#### WHAT THE TASK REQUIRES
Search the data below for the string "Snort". Extract every line that contains it.

──────────

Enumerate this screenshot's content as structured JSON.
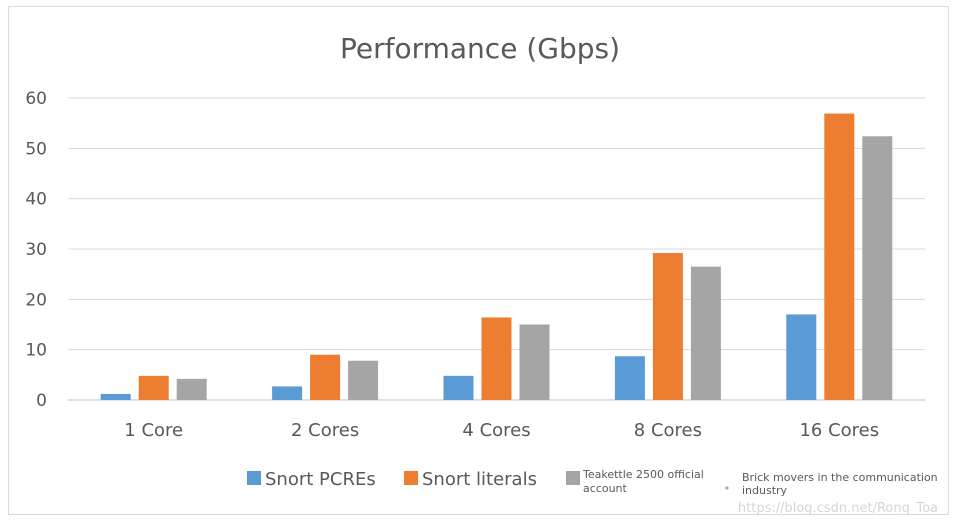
{
  "chart_data": {
    "type": "bar",
    "title": "Performance (Gbps)",
    "categories": [
      "1 Core",
      "2 Cores",
      "4 Cores",
      "8 Cores",
      "16 Cores"
    ],
    "series": [
      {
        "name": "Snort PCREs",
        "color": "#5b9bd5",
        "values": [
          1.2,
          2.7,
          4.8,
          8.7,
          17.0
        ]
      },
      {
        "name": "Snort literals",
        "color": "#ed7d31",
        "values": [
          4.8,
          9.0,
          16.4,
          29.2,
          56.9
        ]
      },
      {
        "name": "Teakettle 2500 official account",
        "color": "#a5a5a5",
        "values": [
          4.2,
          7.8,
          15.0,
          26.5,
          52.4
        ]
      }
    ],
    "yticks": [
      0,
      10,
      20,
      30,
      40,
      50,
      60
    ],
    "ylim": [
      0,
      60
    ],
    "grid": true,
    "legend_position": "bottom"
  },
  "legend_extra": {
    "label": "Brick movers in the communication industry"
  },
  "watermark": "https://blog.csdn.net/Rong_Toa"
}
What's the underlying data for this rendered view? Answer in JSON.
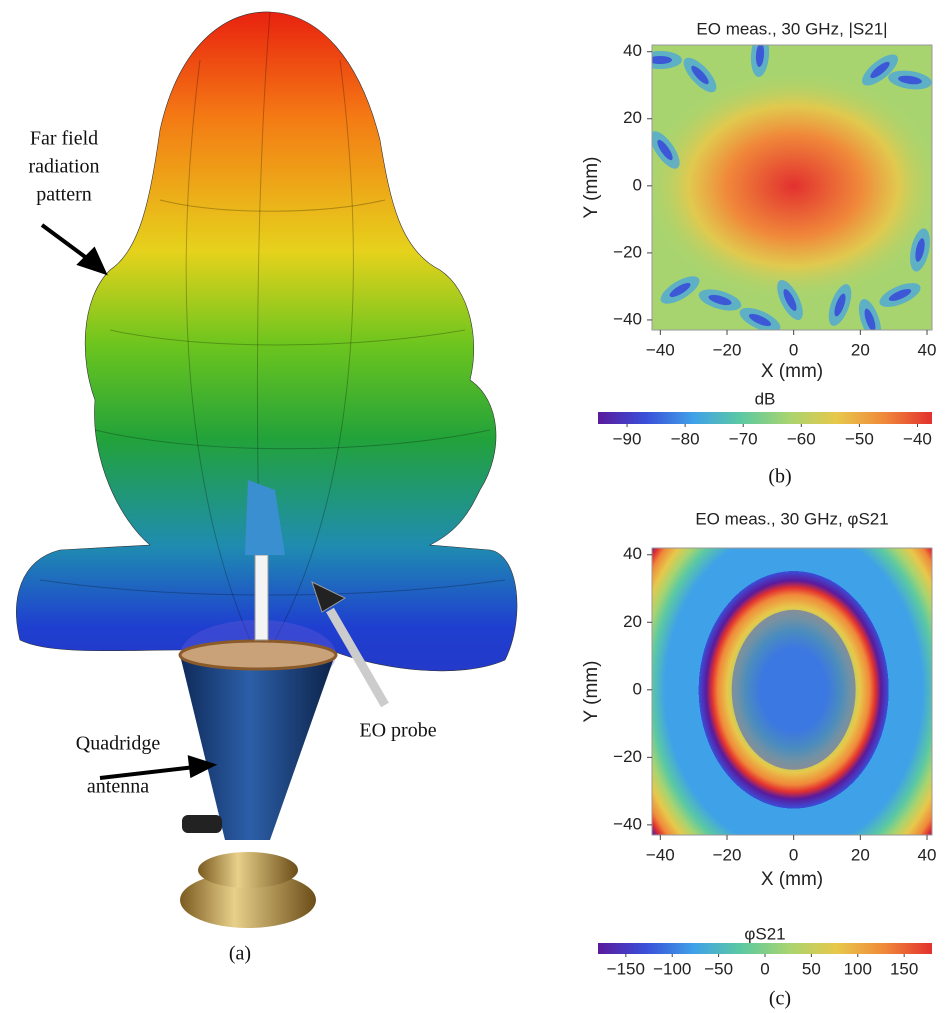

──────────

#### SOLUTION TO THIS PROBLEM
        "name": "Snort PCREs",
        "name": "Snort literals",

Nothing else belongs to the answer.